Extracted records:

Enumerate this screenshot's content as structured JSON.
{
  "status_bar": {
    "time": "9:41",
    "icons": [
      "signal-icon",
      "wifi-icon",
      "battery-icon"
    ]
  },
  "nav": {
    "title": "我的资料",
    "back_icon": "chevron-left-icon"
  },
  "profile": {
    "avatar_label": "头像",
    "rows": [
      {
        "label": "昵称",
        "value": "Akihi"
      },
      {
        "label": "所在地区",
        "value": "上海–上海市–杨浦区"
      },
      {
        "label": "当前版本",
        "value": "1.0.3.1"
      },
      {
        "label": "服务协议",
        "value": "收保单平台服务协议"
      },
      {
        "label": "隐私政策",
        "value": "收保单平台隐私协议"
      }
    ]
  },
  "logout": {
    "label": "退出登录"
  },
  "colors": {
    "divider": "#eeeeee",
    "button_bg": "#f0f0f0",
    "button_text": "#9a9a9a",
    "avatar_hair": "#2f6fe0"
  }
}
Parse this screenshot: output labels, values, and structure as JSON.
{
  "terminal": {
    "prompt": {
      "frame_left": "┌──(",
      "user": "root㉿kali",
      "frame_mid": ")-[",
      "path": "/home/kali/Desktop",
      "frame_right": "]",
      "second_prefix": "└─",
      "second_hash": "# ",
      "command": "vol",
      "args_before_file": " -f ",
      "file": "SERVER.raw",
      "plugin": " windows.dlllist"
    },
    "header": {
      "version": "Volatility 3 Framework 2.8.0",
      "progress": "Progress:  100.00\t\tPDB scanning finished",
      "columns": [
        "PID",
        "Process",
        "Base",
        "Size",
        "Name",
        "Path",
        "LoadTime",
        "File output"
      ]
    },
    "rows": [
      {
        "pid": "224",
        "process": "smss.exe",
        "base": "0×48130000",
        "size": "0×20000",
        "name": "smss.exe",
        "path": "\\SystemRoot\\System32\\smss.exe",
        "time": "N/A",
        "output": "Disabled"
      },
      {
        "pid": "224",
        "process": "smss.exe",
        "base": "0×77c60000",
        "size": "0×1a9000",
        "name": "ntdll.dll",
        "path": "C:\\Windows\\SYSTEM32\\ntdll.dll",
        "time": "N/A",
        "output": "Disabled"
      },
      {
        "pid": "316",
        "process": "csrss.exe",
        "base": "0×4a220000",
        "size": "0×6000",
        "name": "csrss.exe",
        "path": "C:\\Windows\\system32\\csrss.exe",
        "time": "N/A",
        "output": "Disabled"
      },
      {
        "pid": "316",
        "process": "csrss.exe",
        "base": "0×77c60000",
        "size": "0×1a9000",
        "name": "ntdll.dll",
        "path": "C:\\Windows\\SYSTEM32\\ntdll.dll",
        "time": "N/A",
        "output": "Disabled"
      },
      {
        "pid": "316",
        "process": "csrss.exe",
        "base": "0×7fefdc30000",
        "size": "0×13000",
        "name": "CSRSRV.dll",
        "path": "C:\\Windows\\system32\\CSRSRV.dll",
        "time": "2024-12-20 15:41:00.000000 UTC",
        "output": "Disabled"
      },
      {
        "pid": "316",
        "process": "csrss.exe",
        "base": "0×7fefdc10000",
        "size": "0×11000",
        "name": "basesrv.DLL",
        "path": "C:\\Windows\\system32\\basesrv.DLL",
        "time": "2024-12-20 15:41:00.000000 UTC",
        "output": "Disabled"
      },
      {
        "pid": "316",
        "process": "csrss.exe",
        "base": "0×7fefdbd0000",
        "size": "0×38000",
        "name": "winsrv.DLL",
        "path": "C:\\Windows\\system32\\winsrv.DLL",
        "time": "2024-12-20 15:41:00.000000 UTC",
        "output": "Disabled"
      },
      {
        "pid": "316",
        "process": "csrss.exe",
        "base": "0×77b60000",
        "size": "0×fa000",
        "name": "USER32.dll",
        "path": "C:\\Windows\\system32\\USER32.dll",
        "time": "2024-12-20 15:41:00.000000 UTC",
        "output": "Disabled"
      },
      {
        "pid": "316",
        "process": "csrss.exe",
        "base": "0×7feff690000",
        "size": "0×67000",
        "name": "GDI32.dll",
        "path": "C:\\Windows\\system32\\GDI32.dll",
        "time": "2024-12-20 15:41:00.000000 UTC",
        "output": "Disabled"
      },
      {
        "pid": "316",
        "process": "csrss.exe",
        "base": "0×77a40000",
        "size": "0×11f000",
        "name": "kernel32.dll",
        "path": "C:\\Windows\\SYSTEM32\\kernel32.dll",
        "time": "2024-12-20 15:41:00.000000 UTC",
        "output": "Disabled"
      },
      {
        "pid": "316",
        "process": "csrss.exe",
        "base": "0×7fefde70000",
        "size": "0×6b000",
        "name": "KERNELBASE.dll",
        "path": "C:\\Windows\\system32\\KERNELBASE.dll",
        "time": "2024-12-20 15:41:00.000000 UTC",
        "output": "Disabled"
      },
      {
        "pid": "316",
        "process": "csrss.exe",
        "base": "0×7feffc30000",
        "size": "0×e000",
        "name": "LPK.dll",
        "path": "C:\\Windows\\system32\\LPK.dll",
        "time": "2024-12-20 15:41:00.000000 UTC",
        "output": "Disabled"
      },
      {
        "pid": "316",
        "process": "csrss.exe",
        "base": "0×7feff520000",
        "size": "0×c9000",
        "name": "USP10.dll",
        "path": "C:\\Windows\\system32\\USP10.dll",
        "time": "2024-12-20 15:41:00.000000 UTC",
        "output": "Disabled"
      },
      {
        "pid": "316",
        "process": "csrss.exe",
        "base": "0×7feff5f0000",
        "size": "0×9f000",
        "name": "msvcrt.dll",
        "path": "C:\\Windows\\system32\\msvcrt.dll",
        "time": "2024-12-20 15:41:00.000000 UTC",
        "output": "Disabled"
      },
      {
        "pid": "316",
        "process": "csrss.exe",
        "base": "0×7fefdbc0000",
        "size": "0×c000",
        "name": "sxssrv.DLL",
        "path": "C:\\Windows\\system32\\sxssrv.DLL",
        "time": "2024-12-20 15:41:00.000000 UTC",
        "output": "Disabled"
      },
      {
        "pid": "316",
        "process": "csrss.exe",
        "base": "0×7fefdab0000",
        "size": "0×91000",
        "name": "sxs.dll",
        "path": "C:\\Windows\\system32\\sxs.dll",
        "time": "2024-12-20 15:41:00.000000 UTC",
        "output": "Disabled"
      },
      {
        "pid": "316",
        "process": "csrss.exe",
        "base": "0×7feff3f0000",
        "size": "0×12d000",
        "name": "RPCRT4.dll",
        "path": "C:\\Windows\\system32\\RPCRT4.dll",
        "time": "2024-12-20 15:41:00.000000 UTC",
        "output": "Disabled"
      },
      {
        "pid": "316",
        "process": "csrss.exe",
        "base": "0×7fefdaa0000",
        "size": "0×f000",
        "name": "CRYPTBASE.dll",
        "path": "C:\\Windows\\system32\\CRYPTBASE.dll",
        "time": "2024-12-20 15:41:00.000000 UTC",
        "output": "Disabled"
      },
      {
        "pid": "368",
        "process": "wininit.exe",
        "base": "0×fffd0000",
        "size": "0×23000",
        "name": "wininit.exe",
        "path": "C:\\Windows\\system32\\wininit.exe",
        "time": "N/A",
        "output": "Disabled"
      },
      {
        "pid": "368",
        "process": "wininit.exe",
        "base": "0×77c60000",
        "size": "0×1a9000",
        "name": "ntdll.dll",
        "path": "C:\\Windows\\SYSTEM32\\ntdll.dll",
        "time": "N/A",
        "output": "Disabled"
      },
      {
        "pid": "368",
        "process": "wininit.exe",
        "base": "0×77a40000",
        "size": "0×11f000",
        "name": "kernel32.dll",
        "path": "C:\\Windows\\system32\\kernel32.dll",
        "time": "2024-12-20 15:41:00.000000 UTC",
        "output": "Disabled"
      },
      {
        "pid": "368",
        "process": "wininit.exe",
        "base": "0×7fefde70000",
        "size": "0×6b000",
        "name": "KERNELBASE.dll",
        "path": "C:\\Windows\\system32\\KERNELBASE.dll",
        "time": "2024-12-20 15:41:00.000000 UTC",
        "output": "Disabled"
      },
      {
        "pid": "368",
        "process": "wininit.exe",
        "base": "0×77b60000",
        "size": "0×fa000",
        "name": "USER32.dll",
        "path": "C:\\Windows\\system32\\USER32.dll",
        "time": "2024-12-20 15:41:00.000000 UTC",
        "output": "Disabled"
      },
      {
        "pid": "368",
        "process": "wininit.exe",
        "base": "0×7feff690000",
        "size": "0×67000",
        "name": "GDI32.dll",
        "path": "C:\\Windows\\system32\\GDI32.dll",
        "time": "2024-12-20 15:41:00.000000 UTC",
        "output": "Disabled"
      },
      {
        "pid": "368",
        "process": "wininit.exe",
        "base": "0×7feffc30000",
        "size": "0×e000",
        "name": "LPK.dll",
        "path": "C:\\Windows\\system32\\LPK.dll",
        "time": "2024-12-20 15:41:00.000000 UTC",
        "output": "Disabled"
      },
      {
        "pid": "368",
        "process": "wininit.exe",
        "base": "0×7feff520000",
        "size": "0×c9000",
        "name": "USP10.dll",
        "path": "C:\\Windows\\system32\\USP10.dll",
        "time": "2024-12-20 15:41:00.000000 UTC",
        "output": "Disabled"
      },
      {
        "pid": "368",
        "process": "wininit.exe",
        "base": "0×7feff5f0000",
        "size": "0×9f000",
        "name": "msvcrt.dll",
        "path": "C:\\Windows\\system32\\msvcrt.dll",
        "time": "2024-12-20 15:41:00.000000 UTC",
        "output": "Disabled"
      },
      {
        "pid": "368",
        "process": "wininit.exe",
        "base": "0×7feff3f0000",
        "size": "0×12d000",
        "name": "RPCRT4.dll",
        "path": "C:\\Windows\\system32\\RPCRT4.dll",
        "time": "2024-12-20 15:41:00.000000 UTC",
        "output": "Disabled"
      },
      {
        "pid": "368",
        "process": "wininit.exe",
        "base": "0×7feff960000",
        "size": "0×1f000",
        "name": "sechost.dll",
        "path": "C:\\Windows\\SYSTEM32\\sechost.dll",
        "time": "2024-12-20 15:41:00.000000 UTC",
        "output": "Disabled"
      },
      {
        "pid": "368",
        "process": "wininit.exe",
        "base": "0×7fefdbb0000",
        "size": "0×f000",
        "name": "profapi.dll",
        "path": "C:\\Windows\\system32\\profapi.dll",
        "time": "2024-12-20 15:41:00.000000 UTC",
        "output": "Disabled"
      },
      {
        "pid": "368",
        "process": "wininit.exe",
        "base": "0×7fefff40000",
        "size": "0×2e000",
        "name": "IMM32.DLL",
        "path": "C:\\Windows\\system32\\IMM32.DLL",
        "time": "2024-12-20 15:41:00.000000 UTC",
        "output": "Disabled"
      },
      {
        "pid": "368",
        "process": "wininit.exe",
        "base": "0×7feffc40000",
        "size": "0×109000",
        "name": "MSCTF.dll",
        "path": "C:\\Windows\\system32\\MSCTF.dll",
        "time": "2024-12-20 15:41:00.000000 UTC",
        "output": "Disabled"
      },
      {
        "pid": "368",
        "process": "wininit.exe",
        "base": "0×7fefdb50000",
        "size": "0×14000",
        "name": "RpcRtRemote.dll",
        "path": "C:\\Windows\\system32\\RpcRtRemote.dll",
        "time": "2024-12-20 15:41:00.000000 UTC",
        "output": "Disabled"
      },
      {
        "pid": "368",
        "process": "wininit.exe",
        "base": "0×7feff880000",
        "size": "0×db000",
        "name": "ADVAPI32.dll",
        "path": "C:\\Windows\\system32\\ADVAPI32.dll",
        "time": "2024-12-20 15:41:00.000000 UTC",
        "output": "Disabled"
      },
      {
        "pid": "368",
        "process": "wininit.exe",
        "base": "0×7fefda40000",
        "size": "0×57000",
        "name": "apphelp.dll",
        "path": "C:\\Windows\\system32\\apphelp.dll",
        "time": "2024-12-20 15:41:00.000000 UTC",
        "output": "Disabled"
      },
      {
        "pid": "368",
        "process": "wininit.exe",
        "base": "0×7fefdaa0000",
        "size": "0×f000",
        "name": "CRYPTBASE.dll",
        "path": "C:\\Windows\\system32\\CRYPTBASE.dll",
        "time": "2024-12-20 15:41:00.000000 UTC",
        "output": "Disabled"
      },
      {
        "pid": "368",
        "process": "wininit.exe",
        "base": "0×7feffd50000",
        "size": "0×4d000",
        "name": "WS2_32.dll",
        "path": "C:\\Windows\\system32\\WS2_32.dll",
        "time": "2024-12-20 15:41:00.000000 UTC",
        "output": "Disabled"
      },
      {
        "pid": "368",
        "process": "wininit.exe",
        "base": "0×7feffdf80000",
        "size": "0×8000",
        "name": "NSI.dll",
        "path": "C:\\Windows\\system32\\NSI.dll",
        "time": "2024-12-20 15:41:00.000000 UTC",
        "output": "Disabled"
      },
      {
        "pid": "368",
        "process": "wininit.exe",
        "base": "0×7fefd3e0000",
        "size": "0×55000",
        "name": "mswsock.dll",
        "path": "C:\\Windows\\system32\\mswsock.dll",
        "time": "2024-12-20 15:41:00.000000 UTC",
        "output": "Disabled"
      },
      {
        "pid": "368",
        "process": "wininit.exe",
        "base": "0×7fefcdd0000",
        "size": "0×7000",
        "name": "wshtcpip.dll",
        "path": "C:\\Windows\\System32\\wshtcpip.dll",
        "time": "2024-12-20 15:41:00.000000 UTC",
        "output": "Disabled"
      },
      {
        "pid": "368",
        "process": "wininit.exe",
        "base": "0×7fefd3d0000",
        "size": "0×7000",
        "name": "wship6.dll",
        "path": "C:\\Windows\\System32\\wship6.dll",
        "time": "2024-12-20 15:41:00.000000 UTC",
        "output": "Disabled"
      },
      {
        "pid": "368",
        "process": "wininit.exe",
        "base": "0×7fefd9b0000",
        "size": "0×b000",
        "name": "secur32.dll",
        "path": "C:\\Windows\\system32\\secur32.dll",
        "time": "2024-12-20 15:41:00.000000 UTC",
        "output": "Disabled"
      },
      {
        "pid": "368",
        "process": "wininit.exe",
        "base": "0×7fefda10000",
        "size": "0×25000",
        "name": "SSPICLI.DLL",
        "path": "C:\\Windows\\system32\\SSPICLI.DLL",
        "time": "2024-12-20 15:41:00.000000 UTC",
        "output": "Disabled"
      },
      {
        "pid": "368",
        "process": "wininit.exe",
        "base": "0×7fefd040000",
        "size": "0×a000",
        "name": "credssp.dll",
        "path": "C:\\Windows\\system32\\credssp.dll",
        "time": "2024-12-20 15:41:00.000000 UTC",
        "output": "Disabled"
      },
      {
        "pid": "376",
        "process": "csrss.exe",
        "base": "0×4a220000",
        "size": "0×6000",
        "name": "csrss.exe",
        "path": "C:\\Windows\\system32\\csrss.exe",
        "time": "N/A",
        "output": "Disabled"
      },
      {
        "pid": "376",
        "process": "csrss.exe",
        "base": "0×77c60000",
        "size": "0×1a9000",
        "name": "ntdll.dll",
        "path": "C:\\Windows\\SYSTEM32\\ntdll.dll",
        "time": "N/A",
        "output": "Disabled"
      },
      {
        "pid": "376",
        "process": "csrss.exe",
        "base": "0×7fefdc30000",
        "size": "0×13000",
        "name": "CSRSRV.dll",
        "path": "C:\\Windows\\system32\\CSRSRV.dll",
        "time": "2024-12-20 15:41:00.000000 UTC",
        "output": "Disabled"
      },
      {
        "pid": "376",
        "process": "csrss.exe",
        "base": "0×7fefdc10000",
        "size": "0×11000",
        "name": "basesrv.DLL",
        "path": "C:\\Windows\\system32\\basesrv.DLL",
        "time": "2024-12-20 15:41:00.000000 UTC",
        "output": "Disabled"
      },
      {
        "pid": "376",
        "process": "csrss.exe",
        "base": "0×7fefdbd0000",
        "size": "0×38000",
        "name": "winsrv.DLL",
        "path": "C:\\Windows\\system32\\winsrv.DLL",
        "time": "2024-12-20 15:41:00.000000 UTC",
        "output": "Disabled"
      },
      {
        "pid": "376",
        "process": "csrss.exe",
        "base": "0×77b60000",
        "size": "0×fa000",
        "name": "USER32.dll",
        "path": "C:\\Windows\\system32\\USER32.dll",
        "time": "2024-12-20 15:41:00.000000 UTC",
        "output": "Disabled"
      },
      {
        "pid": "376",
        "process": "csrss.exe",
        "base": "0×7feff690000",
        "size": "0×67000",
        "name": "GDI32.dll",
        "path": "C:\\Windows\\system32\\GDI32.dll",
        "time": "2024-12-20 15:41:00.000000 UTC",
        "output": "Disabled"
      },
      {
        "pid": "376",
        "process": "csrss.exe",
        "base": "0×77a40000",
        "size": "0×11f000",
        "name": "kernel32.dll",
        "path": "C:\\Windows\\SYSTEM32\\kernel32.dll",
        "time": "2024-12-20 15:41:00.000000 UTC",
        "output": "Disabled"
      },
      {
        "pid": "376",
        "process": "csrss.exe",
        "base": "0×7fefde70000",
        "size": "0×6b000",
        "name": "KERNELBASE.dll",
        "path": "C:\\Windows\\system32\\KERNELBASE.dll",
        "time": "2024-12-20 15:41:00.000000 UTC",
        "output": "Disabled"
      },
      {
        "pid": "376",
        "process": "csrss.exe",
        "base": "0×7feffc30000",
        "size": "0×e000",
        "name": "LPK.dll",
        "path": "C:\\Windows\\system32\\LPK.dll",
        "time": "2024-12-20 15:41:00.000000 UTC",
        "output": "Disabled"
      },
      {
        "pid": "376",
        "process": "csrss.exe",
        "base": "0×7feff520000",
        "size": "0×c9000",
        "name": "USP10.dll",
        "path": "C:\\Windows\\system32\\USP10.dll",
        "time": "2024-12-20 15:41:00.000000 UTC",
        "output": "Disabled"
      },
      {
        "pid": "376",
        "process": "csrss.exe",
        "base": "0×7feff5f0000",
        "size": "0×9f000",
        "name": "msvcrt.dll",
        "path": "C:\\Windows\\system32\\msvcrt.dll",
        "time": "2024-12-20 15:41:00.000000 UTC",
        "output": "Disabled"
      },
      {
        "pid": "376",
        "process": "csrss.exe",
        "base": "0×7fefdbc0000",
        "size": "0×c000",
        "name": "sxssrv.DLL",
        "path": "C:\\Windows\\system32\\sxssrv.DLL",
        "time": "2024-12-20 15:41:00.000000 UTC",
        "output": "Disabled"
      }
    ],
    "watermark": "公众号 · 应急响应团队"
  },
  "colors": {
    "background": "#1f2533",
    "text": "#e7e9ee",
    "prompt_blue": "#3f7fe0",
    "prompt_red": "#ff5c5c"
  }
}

**OBJECTIVE:**
Copy all lines in the listing above where the string "MSCTF" appears.

**CORRECT ANSWER:**
        "name": "MSCTF.dll",
        "path": "C:\\Windows\\system32\\MSCTF.dll",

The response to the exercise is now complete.